» **Given exercise**:
Nothing but the lines from the one containing "OCR this image." to the end of the data should be returned, each exactly as written.

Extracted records
##########

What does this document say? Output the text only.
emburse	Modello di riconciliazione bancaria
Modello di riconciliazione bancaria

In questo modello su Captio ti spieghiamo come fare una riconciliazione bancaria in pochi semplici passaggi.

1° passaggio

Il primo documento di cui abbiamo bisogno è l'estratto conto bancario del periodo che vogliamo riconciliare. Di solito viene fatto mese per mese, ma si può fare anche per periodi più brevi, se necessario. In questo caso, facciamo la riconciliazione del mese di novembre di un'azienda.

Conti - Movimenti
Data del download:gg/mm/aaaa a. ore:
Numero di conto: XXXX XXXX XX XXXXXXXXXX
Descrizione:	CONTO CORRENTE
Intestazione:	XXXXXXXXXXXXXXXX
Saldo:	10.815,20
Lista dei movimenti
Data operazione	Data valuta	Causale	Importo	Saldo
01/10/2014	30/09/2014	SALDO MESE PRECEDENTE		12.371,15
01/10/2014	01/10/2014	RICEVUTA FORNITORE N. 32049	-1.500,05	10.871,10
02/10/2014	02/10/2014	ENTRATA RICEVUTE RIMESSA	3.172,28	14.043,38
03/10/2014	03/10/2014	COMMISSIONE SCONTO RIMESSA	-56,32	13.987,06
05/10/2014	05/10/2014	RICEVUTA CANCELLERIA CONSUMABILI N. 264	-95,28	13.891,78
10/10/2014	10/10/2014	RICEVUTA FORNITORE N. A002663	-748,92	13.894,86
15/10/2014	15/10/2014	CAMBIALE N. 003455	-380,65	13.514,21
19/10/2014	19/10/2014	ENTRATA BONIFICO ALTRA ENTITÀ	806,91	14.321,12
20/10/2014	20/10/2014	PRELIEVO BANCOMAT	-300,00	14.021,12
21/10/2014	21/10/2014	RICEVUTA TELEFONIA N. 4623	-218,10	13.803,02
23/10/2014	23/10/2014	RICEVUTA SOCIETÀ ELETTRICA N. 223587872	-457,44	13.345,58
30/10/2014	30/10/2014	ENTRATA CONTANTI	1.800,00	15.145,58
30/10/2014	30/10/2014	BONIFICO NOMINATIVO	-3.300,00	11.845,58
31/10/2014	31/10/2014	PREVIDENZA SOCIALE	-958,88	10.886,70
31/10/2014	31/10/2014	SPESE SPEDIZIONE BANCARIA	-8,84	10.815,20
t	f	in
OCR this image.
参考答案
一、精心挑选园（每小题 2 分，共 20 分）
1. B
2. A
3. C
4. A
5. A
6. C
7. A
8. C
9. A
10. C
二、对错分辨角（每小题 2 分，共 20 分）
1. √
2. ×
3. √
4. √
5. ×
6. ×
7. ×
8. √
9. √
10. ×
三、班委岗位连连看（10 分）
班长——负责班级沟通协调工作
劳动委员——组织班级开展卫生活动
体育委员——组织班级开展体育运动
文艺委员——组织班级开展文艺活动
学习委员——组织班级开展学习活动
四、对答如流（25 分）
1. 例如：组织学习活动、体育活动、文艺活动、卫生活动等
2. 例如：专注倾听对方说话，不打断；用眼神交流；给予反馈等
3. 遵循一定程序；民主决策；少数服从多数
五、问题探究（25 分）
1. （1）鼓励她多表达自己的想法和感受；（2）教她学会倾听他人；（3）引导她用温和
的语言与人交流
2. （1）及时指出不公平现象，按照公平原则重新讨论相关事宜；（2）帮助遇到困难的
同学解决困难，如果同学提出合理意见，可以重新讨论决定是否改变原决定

##########

» **Task solution**:
OCR this image.
参考答案
一、精心挑选园（每小题 2 分，共 20 分）
1. B
2. A
3. C
4. A
5. A
6. C
7. A
8. C
9. A
10. C
二、对错分辨角（每小题 2 分，共 20 分）
1. √
2. ×
3. √
4. √
5. ×
6. ×
7. ×
8. √
9. √
10. ×
三、班委岗位连连看（10 分）
班长——负责班级沟通协调工作
劳动委员——组织班级开展卫生活动
体育委员——组织班级开展体育运动
文艺委员——组织班级开展文艺活动
学习委员——组织班级开展学习活动
四、对答如流（25 分）
1. 例如：组织学习活动、体育活动、文艺活动、卫生活动等
2. 例如：专注倾听对方说话，不打断；用眼神交流；给予反馈等
3. 遵循一定程序；民主决策；少数服从多数
五、问题探究（25 分）
1. （1）鼓励她多表达自己的想法和感受；（2）教她学会倾听他人；（3）引导她用温和
的语言与人交流
2. （1）及时指出不公平现象，按照公平原则重新讨论相关事宜；（2）帮助遇到困难的
同学解决困难，如果同学提出合理意见，可以重新讨论决定是否改变原决定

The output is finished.